▶ **DATA LINES**:
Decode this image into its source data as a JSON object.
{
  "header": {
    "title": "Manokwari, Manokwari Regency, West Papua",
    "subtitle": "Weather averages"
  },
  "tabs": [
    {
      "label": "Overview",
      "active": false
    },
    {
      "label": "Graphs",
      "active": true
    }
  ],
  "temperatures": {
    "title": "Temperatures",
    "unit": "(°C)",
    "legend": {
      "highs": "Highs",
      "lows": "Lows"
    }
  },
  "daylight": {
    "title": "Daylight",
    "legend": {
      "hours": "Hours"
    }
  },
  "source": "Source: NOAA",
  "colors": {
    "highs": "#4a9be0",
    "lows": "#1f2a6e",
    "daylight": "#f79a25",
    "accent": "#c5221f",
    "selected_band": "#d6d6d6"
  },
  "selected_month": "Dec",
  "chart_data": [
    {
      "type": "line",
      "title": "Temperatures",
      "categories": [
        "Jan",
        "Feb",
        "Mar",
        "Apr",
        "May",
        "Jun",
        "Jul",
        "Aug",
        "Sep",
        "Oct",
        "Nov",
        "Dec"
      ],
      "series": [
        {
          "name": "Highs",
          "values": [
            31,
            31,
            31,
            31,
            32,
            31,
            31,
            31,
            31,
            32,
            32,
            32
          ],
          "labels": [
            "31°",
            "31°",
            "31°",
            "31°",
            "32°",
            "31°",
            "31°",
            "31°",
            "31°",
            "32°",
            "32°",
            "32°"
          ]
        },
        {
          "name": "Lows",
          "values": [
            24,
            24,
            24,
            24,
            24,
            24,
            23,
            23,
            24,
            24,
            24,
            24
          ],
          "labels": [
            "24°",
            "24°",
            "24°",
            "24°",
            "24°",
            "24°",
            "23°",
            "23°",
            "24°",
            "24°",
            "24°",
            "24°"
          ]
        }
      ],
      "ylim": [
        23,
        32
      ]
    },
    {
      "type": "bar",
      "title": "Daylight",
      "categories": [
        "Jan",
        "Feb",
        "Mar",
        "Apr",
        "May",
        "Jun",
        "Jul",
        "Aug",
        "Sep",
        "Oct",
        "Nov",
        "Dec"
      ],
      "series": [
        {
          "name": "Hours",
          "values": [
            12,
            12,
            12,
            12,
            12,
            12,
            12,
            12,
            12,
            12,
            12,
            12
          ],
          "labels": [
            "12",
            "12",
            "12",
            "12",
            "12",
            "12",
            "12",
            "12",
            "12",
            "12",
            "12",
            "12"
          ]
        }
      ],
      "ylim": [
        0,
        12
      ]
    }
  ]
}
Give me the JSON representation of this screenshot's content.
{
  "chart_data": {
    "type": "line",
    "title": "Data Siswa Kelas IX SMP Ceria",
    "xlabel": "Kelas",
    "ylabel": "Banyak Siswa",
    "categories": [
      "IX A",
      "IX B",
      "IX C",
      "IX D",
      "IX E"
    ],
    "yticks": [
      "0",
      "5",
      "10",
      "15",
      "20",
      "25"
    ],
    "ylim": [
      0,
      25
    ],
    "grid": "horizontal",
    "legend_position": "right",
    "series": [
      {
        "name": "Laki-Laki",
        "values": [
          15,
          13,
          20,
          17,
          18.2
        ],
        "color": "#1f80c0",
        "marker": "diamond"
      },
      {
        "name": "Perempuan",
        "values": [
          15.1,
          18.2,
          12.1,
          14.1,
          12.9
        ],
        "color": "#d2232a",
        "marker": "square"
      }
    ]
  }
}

▶ **WHAT NEEDS TO BE DONE**:
Copy only this span: the line that contains "Give me the", the last line, and every line between them.

▶ **TASK RESPONSE**:
Give me the JSON representation of this screenshot's content.
{
  "chart_data": {
    "type": "line",
    "title": "Data Siswa Kelas IX SMP Ceria",
    "xlabel": "Kelas",
    "ylabel": "Banyak Siswa",
    "categories": [
      "IX A",
      "IX B",
      "IX C",
      "IX D",
      "IX E"
    ],
    "yticks": [
      "0",
      "5",
      "10",
      "15",
      "20",
      "25"
    ],
    "ylim": [
      0,
      25
    ],
    "grid": "horizontal",
    "legend_position": "right",
    "series": [
      {
        "name": "Laki-Laki",
        "values": [
          15,
          13,
          20,
          17,
          18.2
        ],
        "color": "#1f80c0",
        "marker": "diamond"
      },
      {
        "name": "Perempuan",
        "values": [
          15.1,
          18.2,
          12.1,
          14.1,
          12.9
        ],
        "color": "#d2232a",
        "marker": "square"
      }
    ]
  }
}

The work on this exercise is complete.